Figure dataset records
···

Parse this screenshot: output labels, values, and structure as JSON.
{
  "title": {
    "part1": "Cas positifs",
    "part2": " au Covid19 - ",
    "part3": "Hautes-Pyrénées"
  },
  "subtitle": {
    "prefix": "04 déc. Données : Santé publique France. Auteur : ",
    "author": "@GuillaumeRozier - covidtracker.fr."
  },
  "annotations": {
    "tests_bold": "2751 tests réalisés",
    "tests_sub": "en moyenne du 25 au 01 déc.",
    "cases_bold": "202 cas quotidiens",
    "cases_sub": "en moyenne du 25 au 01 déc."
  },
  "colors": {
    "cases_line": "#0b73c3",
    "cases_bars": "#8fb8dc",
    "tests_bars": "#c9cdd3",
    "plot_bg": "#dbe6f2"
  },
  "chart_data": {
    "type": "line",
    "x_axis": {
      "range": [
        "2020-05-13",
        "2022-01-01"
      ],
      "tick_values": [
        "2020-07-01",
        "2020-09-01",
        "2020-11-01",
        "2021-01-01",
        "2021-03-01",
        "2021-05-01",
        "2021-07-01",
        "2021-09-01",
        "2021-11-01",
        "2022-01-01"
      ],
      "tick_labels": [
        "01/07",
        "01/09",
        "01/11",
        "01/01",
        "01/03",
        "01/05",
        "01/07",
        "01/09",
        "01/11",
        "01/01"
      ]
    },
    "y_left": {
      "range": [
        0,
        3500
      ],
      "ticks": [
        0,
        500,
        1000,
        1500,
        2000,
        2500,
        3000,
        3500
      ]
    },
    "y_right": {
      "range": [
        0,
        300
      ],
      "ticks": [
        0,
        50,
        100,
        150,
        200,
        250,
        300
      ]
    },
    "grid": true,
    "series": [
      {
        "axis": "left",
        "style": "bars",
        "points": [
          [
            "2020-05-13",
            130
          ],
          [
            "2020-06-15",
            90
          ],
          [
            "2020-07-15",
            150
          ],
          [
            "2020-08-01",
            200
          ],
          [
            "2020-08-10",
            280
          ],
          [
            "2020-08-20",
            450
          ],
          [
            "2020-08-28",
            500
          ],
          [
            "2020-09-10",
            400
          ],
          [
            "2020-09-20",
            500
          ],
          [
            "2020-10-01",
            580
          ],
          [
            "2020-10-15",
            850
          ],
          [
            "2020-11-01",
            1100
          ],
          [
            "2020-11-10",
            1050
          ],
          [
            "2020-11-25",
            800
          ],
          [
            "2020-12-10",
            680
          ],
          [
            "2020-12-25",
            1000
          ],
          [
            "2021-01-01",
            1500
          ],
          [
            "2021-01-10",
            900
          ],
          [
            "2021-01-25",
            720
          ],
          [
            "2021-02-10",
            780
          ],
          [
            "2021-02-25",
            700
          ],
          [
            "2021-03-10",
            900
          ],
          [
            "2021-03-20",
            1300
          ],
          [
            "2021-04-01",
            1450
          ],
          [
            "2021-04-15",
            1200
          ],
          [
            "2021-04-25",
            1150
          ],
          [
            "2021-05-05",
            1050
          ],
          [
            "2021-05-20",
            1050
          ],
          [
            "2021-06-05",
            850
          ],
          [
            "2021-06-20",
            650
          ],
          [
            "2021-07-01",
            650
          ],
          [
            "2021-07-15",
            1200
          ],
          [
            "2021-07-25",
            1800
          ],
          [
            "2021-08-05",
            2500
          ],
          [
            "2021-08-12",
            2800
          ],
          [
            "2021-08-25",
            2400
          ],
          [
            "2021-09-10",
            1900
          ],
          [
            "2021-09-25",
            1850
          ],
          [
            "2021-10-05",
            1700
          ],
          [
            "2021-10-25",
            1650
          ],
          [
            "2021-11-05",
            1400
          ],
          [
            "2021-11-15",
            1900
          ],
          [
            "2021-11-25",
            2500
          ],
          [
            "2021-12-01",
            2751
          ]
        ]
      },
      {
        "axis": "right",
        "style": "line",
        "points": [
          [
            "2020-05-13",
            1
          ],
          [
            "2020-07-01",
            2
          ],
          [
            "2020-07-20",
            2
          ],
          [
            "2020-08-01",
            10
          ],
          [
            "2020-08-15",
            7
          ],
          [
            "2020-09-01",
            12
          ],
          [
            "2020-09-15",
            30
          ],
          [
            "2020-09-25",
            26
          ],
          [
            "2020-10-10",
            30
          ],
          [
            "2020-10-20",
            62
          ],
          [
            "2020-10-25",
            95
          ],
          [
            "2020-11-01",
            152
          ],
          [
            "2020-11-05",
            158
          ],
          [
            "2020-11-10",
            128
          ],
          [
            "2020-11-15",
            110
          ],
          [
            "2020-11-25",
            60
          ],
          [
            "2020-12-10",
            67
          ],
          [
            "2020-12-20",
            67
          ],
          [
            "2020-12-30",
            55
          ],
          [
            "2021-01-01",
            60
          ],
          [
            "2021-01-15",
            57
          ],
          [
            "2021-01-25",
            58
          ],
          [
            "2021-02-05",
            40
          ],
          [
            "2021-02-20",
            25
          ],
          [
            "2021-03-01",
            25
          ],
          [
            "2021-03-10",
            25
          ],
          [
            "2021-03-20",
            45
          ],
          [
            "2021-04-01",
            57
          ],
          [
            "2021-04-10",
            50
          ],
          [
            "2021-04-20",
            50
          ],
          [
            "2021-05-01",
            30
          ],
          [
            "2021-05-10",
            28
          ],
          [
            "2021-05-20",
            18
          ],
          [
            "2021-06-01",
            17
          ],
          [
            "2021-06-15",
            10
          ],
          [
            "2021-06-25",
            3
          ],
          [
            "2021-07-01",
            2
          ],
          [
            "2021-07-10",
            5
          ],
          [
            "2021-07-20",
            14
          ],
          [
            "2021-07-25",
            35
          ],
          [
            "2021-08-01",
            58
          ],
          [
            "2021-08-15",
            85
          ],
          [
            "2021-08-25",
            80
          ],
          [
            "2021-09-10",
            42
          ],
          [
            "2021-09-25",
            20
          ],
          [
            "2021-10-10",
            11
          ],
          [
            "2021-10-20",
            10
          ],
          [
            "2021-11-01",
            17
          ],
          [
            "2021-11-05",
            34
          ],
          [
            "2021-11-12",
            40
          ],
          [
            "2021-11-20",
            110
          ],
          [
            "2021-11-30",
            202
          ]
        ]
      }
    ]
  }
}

···

**REQUIREMENT:** Copy out the full material exactly as it appears.

**RESPONSE FOR THIS EXERCISE:**
Parse this screenshot: output labels, values, and structure as JSON.
{
  "title": {
    "part1": "Cas positifs",
    "part2": " au Covid19 - ",
    "part3": "Hautes-Pyrénées"
  },
  "subtitle": {
    "prefix": "04 déc. Données : Santé publique France. Auteur : ",
    "author": "@GuillaumeRozier - covidtracker.fr."
  },
  "annotations": {
    "tests_bold": "2751 tests réalisés",
    "tests_sub": "en moyenne du 25 au 01 déc.",
    "cases_bold": "202 cas quotidiens",
    "cases_sub": "en moyenne du 25 au 01 déc."
  },
  "colors": {
    "cases_line": "#0b73c3",
    "cases_bars": "#8fb8dc",
    "tests_bars": "#c9cdd3",
    "plot_bg": "#dbe6f2"
  },
  "chart_data": {
    "type": "line",
    "x_axis": {
      "range": [
        "2020-05-13",
        "2022-01-01"
      ],
      "tick_values": [
        "2020-07-01",
        "2020-09-01",
        "2020-11-01",
        "2021-01-01",
        "2021-03-01",
        "2021-05-01",
        "2021-07-01",
        "2021-09-01",
        "2021-11-01",
        "2022-01-01"
      ],
      "tick_labels": [
        "01/07",
        "01/09",
        "01/11",
        "01/01",
        "01/03",
        "01/05",
        "01/07",
        "01/09",
        "01/11",
        "01/01"
      ]
    },
    "y_left": {
      "range": [
        0,
        3500
      ],
      "ticks": [
        0,
        500,
        1000,
        1500,
        2000,
        2500,
        3000,
        3500
      ]
    },
    "y_right": {
      "range": [
        0,
        300
      ],
      "ticks": [
        0,
        50,
        100,
        150,
        200,
        250,
        300
      ]
    },
    "grid": true,
    "series": [
      {
        "axis": "left",
        "style": "bars",
        "points": [
          [
            "2020-05-13",
            130
          ],
          [
            "2020-06-15",
            90
          ],
          [
            "2020-07-15",
            150
          ],
          [
            "2020-08-01",
            200
          ],
          [
            "2020-08-10",
            280
          ],
          [
            "2020-08-20",
            450
          ],
          [
            "2020-08-28",
            500
          ],
          [
            "2020-09-10",
            400
          ],
          [
            "2020-09-20",
            500
          ],
          [
            "2020-10-01",
            580
          ],
          [
            "2020-10-15",
            850
          ],
          [
            "2020-11-01",
            1100
          ],
          [
            "2020-11-10",
            1050
          ],
          [
            "2020-11-25",
            800
          ],
          [
            "2020-12-10",
            680
          ],
          [
            "2020-12-25",
            1000
          ],
          [
            "2021-01-01",
            1500
          ],
          [
            "2021-01-10",
            900
          ],
          [
            "2021-01-25",
            720
          ],
          [
            "2021-02-10",
            780
          ],
          [
            "2021-02-25",
            700
          ],
          [
            "2021-03-10",
            900
          ],
          [
            "2021-03-20",
            1300
          ],
          [
            "2021-04-01",
            1450
          ],
          [
            "2021-04-15",
            1200
          ],
          [
            "2021-04-25",
            1150
          ],
          [
            "2021-05-05",
            1050
          ],
          [
            "2021-05-20",
            1050
          ],
          [
            "2021-06-05",
            850
          ],
          [
            "2021-06-20",
            650
          ],
          [
            "2021-07-01",
            650
          ],
          [
            "2021-07-15",
            1200
          ],
          [
            "2021-07-25",
            1800
          ],
          [
            "2021-08-05",
            2500
          ],
          [
            "2021-08-12",
            2800
          ],
          [
            "2021-08-25",
            2400
          ],
          [
            "2021-09-10",
            1900
          ],
          [
            "2021-09-25",
            1850
          ],
          [
            "2021-10-05",
            1700
          ],
          [
            "2021-10-25",
            1650
          ],
          [
            "2021-11-05",
            1400
          ],
          [
            "2021-11-15",
            1900
          ],
          [
            "2021-11-25",
            2500
          ],
          [
            "2021-12-01",
            2751
          ]
        ]
      },
      {
        "axis": "right",
        "style": "line",
        "points": [
          [
            "2020-05-13",
            1
          ],
          [
            "2020-07-01",
            2
          ],
          [
            "2020-07-20",
            2
          ],
          [
            "2020-08-01",
            10
          ],
          [
            "2020-08-15",
            7
          ],
          [
            "2020-09-01",
            12
          ],
          [
            "2020-09-15",
            30
          ],
          [
            "2020-09-25",
            26
          ],
          [
            "2020-10-10",
            30
          ],
          [
            "2020-10-20",
            62
          ],
          [
            "2020-10-25",
            95
          ],
          [
            "2020-11-01",
            152
          ],
          [
            "2020-11-05",
            158
          ],
          [
            "2020-11-10",
            128
          ],
          [
            "2020-11-15",
            110
          ],
          [
            "2020-11-25",
            60
          ],
          [
            "2020-12-10",
            67
          ],
          [
            "2020-12-20",
            67
          ],
          [
            "2020-12-30",
            55
          ],
          [
            "2021-01-01",
            60
          ],
          [
            "2021-01-15",
            57
          ],
          [
            "2021-01-25",
            58
          ],
          [
            "2021-02-05",
            40
          ],
          [
            "2021-02-20",
            25
          ],
          [
            "2021-03-01",
            25
          ],
          [
            "2021-03-10",
            25
          ],
          [
            "2021-03-20",
            45
          ],
          [
            "2021-04-01",
            57
          ],
          [
            "2021-04-10",
            50
          ],
          [
            "2021-04-20",
            50
          ],
          [
            "2021-05-01",
            30
          ],
          [
            "2021-05-10",
            28
          ],
          [
            "2021-05-20",
            18
          ],
          [
            "2021-06-01",
            17
          ],
          [
            "2021-06-15",
            10
          ],
          [
            "2021-06-25",
            3
          ],
          [
            "2021-07-01",
            2
          ],
          [
            "2021-07-10",
            5
          ],
          [
            "2021-07-20",
            14
          ],
          [
            "2021-07-25",
            35
          ],
          [
            "2021-08-01",
            58
          ],
          [
            "2021-08-15",
            85
          ],
          [
            "2021-08-25",
            80
          ],
          [
            "2021-09-10",
            42
          ],
          [
            "2021-09-25",
            20
          ],
          [
            "2021-10-10",
            11
          ],
          [
            "2021-10-20",
            10
          ],
          [
            "2021-11-01",
            17
          ],
          [
            "2021-11-05",
            34
          ],
          [
            "2021-11-12",
            40
          ],
          [
            "2021-11-20",
            110
          ],
          [
            "2021-11-30",
            202
          ]
        ]
      }
    ]
  }
}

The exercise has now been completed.